# Records supplied:
• • •

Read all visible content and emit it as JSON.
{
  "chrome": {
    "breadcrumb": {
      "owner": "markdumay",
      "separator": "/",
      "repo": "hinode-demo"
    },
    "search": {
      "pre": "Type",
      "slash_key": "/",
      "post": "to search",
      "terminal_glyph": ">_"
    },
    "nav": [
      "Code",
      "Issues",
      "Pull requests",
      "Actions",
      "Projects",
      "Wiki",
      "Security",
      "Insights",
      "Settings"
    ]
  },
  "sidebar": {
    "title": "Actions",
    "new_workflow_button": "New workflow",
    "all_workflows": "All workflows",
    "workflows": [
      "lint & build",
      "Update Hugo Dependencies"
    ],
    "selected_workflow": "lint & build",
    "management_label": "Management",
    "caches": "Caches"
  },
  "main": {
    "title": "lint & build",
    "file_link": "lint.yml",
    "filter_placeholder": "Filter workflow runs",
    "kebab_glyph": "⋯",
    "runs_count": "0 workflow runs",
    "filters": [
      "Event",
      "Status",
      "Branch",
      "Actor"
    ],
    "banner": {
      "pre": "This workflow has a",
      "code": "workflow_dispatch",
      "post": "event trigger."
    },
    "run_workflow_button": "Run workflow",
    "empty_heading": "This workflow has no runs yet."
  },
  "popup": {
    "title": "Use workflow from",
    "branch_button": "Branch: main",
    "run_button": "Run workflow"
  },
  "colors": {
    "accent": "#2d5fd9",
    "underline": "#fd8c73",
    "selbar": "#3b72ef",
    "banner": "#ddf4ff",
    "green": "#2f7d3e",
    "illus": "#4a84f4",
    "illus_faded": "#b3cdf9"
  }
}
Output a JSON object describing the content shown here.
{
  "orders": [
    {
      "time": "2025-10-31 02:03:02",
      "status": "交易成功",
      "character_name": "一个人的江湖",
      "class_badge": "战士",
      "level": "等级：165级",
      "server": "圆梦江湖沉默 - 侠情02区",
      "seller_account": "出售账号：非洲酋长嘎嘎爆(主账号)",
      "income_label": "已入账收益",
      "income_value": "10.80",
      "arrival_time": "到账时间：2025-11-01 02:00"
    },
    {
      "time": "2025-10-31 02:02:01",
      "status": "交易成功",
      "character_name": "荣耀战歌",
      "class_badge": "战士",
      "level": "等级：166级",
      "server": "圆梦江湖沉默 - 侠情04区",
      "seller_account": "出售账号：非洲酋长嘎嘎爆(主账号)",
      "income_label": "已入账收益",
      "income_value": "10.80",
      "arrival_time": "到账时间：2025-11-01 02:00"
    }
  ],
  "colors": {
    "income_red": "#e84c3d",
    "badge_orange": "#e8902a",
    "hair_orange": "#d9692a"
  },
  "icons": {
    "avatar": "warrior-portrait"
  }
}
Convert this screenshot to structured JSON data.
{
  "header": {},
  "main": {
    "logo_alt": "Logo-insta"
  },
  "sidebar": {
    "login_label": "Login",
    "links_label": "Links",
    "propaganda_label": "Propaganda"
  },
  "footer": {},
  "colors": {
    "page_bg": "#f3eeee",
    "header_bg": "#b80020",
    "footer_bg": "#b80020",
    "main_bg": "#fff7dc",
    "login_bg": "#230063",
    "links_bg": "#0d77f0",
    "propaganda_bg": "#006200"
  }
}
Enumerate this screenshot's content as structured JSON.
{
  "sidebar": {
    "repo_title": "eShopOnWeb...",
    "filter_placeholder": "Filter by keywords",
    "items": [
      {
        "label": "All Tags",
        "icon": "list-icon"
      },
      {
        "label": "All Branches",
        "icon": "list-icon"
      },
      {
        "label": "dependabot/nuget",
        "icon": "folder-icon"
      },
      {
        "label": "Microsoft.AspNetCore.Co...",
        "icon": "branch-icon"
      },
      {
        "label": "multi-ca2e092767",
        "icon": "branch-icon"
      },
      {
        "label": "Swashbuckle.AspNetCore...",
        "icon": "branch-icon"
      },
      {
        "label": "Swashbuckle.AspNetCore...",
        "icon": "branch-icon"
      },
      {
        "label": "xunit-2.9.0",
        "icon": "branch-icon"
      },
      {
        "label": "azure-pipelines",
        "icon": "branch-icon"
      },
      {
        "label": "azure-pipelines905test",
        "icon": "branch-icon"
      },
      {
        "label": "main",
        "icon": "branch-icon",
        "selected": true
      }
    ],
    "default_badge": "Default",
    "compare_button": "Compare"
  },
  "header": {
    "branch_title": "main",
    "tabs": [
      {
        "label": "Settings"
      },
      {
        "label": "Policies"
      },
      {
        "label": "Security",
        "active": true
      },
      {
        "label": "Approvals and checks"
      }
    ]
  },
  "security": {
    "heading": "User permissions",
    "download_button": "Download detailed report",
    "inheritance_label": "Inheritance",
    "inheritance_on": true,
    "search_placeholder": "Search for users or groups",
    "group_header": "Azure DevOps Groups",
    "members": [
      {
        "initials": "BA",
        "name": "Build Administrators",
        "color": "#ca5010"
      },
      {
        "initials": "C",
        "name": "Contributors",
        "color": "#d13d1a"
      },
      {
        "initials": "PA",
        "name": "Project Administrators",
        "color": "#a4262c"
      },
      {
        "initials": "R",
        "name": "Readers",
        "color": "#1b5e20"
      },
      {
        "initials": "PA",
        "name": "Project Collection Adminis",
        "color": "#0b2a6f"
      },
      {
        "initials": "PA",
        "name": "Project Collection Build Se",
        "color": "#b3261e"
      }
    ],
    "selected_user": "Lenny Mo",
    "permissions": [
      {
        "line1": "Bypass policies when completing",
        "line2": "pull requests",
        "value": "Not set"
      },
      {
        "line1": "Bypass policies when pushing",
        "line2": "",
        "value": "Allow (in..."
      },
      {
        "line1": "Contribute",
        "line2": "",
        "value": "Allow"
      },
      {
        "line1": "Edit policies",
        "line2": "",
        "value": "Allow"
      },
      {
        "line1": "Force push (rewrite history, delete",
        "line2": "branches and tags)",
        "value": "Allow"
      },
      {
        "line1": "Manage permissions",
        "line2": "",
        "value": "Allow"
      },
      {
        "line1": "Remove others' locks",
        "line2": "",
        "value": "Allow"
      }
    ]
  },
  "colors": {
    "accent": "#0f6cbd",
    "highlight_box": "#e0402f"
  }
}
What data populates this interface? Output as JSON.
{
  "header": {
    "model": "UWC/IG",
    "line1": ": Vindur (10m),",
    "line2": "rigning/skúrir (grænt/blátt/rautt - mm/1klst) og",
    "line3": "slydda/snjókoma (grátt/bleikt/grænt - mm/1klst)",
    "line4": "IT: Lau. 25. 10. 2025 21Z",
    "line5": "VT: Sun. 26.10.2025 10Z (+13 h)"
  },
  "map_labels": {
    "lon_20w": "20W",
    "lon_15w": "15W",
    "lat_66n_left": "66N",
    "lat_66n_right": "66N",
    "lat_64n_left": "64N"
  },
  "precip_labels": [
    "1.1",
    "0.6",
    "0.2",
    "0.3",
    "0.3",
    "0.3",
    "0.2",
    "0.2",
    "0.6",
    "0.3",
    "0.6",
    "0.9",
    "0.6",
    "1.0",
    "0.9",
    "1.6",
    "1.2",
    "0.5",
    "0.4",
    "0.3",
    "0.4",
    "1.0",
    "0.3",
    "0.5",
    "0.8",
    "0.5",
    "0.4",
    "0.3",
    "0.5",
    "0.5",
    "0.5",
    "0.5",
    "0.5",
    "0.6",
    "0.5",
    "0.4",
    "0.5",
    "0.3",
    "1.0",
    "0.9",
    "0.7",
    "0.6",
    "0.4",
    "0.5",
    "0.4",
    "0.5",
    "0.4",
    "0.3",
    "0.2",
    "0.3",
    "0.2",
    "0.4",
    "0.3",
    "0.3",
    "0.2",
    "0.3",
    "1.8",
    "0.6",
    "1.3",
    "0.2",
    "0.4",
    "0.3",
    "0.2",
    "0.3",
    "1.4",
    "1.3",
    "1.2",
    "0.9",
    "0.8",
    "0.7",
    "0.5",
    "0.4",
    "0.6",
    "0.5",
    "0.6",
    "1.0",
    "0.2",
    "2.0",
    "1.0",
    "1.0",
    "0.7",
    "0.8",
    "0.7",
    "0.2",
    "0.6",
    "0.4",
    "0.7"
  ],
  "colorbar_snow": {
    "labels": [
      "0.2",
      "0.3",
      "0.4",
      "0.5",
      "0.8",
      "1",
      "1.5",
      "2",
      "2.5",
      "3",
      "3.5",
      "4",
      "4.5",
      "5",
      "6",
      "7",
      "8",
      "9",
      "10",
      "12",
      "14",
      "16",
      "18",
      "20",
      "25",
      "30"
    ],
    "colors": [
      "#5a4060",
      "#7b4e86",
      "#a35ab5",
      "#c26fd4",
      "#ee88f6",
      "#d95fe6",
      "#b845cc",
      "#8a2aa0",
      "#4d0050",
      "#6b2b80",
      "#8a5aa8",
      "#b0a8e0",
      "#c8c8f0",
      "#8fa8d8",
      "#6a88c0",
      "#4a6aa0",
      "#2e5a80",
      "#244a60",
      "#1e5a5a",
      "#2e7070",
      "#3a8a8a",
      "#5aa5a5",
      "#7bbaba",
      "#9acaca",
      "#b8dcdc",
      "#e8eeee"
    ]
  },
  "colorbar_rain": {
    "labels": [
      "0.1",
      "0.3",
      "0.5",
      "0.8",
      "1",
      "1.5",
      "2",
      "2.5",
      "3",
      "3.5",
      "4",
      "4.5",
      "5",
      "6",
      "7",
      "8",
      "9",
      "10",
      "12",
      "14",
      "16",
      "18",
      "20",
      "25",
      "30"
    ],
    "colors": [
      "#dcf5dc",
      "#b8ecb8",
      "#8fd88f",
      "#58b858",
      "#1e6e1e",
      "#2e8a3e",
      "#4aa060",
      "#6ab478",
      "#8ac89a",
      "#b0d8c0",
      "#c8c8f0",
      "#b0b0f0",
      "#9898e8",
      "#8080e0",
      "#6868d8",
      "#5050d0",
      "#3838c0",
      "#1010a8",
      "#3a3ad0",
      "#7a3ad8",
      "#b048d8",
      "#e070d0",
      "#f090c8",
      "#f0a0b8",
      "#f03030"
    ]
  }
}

• • •

# Problem to work on:
Copy every line of the entries above in which "server" occurs.

# Exercise result:
      "server": "圆梦江湖沉默 - 侠情02区",
      "server": "圆梦江湖沉默 - 侠情04区",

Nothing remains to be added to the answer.